OBJECTIVE 1 » Collect every line of the records that contains the string "title" and copy each one in full.

* begin SELECTED TEXT *

In order to understand more about what is happening, could you provide the job stats, as well as the logs from the node that has been running the job?

Another question would be whether there are data to be pulled from after 19:59:57. It seems that there is some operational reason to perform the model snapshot revert. It would be helpful to know if you're taking actions against the indices that hold the analysed data as well.

tvannet · November 8, 2017, 4:03pm

Hi,

Thanks for your answer! I did some more testing on a healthy single metric, count job and observed some curious behavior:

I am using a job with a 1h bucket time. It is healthy, ie every bucket contains the full data for that time frame and no error has occurred.
When reverting to a snapshot with a latest record at 15:03, the bucket starting at 15:00 seems to contain the full data from 15:00 to 16:00 as it did before the revert. That is already weird since the model shouldn't have known about the data past 15:03.
After restarting the job after the revert, the bucket starting at 15:00 now only contains a little bit of data (I assume it only contains the data from 15:00 to 15:03), although the 16:00 bucket contains the full data.
Then I reverted the job to the same model again. Now this time the bucket starting at 15:00 only contains the same little bit of data it did after the previous restart.

* end SELECTED TEXT *

OBJECTIVE 2 »
Answer these questions about the forum thread:
(a) The first reply asks whether there are data to be pulled from after what time?
(b) What bucket time does the job used in the later testing have?
(c) After the job was restarted following the revert, which bucket contained the full data?

* begin INPUT FOR THIS TASK *

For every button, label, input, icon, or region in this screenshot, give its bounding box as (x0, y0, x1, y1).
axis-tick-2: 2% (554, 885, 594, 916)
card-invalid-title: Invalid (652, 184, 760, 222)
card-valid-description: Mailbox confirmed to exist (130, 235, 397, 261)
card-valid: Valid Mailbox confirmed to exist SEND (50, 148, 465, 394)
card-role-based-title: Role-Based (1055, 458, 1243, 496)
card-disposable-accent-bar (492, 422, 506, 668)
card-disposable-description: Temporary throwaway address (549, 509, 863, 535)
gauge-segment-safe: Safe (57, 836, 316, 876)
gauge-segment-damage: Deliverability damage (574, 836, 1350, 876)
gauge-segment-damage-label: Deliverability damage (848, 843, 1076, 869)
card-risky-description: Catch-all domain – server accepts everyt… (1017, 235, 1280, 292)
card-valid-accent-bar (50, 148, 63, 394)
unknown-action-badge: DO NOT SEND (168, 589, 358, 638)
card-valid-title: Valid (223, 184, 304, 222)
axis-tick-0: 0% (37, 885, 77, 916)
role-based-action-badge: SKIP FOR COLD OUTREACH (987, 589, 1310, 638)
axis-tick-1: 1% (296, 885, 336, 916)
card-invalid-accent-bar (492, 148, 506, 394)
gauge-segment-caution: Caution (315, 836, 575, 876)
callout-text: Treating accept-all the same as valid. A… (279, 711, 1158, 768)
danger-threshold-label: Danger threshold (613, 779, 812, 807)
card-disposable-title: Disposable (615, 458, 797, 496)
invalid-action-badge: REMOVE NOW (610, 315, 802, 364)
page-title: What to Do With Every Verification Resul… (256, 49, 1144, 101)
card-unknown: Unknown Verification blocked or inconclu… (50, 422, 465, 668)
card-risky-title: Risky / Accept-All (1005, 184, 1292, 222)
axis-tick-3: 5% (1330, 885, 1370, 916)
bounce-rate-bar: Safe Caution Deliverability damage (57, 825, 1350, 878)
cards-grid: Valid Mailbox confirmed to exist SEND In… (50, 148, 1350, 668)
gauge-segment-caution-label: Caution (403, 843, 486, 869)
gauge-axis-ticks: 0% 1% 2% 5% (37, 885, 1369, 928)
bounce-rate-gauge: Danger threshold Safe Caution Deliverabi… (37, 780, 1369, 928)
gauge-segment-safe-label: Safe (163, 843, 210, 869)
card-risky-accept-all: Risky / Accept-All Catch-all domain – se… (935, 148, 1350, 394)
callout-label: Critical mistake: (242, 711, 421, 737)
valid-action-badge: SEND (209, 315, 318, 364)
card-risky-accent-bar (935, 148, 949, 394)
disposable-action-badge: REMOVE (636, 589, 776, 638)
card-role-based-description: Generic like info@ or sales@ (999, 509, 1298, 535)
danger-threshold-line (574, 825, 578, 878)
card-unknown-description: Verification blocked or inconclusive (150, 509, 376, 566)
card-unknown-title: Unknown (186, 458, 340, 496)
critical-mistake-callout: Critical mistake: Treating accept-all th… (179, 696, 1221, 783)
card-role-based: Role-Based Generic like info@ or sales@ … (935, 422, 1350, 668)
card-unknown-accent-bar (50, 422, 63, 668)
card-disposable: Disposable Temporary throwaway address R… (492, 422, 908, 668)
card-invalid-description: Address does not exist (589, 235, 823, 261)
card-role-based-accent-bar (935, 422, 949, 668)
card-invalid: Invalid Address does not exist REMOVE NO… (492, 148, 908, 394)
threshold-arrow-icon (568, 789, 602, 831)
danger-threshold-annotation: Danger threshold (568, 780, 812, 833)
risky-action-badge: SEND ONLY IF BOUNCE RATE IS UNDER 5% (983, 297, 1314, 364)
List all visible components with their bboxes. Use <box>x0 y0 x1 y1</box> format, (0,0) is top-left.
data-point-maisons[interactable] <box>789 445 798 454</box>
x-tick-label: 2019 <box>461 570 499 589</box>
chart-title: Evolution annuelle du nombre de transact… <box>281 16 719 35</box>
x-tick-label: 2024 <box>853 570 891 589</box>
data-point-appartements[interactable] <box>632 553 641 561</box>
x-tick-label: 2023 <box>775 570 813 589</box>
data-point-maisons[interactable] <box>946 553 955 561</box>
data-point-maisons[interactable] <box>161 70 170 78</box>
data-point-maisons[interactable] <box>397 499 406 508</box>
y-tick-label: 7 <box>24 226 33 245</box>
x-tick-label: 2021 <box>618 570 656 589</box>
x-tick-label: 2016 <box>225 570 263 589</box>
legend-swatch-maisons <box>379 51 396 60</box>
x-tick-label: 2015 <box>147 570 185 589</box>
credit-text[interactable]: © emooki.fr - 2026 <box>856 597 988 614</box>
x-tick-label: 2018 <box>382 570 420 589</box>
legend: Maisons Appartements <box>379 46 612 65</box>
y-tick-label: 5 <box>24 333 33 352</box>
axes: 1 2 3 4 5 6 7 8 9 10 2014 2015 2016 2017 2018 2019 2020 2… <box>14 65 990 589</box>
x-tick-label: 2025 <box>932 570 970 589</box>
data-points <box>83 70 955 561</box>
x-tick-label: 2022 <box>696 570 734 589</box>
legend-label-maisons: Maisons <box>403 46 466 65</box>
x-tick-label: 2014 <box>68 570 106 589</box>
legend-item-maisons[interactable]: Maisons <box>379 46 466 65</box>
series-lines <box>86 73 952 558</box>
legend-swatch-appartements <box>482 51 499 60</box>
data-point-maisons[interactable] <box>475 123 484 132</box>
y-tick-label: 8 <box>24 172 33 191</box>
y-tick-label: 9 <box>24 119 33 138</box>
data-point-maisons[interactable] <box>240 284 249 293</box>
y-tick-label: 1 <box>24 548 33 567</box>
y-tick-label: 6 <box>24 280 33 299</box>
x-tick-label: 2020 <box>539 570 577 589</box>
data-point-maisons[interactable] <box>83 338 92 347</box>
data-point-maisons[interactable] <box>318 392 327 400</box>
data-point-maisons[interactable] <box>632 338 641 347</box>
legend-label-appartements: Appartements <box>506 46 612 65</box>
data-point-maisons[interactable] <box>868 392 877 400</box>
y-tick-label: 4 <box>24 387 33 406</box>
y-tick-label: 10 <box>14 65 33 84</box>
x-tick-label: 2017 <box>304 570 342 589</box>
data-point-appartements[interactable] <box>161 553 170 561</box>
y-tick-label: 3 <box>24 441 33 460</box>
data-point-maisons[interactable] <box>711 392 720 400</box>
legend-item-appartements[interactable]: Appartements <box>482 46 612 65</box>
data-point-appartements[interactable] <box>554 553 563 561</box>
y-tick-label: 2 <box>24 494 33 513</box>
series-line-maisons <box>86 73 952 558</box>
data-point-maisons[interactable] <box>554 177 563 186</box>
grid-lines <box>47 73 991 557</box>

* end INPUT FOR THIS TASK *

TASK SOLUTION 1 »
card-invalid-title: Invalid (652, 184, 760, 222)
card-role-based-title: Role-Based (1055, 458, 1243, 496)
card-valid-title: Valid (223, 184, 304, 222)
card-disposable-title: Disposable (615, 458, 797, 496)
page-title: What to Do With Every Verification Resul… (256, 49, 1144, 101)
card-risky-title: Risky / Accept-All (1005, 184, 1292, 222)
card-unknown-title: Unknown (186, 458, 340, 496)
chart-title: Evolution annuelle du nombre de transact… <box>281 16 719 35</box>

TASK SOLUTION 2 »
(a) 19:59:57
(b) 1h
(c) The bucket starting at 16:00